Tally every line of the listing where the string "Tree" is found, and state the total alone.

####################

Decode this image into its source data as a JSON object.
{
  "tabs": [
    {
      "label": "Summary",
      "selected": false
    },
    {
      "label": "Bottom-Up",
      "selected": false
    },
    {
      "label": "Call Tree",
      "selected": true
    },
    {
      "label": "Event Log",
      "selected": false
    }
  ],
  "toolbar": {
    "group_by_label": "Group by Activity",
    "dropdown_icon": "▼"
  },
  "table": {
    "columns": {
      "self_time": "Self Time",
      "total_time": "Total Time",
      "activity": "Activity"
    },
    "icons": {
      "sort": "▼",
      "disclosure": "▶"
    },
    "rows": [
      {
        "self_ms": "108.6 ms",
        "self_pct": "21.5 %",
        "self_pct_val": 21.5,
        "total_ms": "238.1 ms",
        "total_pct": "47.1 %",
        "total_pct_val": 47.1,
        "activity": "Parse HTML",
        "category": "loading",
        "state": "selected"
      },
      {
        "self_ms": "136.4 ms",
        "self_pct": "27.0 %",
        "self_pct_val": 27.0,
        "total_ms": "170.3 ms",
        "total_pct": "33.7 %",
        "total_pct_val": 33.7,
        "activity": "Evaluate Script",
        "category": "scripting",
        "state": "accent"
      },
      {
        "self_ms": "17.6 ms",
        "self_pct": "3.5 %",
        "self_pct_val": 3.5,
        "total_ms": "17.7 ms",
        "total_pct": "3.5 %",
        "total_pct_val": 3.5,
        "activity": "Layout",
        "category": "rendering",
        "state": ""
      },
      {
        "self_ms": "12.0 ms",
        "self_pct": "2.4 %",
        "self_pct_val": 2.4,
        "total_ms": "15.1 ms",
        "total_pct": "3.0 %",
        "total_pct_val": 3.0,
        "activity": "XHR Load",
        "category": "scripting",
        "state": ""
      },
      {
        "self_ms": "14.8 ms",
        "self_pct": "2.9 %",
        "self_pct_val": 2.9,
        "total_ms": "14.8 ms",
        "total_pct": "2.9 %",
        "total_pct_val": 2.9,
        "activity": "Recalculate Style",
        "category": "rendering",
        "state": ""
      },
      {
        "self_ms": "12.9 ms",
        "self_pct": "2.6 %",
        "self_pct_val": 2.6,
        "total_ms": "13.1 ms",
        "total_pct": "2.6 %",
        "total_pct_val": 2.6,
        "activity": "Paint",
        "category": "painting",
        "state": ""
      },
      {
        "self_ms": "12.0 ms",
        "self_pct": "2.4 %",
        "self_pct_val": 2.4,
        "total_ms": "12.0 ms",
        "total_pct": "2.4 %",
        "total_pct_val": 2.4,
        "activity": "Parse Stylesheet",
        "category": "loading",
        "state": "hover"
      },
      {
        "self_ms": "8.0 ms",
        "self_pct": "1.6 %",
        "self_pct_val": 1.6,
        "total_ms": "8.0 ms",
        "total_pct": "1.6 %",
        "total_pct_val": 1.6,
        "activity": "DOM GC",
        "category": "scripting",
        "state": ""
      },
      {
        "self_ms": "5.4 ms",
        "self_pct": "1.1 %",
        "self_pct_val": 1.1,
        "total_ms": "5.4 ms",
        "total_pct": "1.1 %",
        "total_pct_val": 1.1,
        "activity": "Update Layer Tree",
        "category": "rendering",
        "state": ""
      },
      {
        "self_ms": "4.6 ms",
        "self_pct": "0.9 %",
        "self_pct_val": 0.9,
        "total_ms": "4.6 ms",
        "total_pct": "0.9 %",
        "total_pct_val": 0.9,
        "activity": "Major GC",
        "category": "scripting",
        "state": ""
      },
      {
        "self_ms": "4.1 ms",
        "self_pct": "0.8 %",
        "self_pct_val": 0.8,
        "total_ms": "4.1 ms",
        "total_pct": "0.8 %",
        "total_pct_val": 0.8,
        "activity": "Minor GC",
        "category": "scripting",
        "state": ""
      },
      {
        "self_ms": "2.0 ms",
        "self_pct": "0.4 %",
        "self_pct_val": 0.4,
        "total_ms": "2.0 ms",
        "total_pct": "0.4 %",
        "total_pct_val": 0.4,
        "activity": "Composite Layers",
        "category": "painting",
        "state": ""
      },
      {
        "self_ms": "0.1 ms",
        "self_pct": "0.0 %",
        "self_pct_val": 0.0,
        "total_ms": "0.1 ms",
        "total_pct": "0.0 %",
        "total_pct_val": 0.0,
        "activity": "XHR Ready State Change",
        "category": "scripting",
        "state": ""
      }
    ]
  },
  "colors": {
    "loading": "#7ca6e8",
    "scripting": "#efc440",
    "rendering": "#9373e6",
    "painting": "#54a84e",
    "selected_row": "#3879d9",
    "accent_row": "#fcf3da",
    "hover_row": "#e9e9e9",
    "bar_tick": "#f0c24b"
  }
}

####################

Answer below
2